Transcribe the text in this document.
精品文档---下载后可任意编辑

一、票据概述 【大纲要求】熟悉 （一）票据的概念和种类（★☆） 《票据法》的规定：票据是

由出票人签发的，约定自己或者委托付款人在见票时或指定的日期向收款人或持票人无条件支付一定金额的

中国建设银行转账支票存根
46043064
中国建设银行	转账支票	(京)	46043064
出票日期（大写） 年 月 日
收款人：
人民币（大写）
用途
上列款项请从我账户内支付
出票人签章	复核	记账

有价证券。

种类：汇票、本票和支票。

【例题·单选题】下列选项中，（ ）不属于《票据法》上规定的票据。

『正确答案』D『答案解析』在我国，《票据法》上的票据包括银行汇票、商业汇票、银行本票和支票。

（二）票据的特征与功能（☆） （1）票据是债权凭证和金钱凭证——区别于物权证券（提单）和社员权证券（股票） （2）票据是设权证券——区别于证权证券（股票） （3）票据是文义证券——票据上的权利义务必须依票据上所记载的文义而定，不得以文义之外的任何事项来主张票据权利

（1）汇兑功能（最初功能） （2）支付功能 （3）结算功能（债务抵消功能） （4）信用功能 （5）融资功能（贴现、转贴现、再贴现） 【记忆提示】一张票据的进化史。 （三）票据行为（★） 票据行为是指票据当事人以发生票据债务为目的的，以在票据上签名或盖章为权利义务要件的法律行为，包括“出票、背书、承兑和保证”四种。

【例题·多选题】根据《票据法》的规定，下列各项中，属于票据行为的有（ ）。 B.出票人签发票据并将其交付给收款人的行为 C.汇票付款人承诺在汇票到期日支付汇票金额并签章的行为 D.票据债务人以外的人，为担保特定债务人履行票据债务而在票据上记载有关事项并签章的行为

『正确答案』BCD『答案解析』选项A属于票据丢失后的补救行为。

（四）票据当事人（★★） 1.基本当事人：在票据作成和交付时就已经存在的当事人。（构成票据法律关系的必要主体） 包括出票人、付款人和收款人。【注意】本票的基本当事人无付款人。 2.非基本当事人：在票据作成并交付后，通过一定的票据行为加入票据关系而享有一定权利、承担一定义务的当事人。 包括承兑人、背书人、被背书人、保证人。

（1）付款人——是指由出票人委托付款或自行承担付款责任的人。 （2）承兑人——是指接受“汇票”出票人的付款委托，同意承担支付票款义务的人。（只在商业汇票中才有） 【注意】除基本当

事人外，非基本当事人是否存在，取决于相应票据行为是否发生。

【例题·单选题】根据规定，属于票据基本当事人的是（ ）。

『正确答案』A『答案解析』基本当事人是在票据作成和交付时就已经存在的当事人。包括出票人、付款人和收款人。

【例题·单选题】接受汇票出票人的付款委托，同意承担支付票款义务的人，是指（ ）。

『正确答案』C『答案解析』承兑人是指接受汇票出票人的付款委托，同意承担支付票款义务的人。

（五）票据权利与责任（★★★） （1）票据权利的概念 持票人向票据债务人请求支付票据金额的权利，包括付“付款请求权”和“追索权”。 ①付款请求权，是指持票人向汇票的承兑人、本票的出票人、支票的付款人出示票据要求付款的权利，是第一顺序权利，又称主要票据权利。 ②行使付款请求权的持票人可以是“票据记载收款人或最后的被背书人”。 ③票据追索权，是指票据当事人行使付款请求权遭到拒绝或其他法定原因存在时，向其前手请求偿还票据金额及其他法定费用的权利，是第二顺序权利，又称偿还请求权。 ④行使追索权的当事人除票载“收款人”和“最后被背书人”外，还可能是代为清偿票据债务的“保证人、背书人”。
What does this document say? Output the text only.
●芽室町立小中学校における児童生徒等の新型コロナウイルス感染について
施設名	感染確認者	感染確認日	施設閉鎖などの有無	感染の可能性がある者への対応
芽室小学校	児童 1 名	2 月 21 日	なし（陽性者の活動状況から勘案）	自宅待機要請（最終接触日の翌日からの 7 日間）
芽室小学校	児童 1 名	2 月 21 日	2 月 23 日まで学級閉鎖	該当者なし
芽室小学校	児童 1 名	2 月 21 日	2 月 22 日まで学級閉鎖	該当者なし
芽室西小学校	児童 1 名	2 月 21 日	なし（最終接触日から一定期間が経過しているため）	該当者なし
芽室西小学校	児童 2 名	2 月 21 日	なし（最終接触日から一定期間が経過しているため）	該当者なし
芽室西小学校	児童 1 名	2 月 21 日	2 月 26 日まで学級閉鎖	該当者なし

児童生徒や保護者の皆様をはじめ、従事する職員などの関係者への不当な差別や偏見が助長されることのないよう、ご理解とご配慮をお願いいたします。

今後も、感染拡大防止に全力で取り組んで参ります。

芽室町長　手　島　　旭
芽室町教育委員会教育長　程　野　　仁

####################

▶ [Exercise directions]: From the records, copy every line that has the string "包括出票人" in it.

▶ [Expected answer]:
（四）票据当事人（★★） 1.基本当事人：在票据作成和交付时就已经存在的当事人。（构成票据法律关系的必要主体） 包括出票人、付款人和收款人。【注意】本票的基本当事人无付款人。 2.非基本当事人：在票据作成并交付后，通过一定的票据行为加入票据关系而享有一定权利、承担一定义务的当事人。 包括承兑人、背书人、被背书人、保证人。
『正确答案』A『答案解析』基本当事人是在票据作成和交付时就已经存在的当事人。包括出票人、付款人和收款人。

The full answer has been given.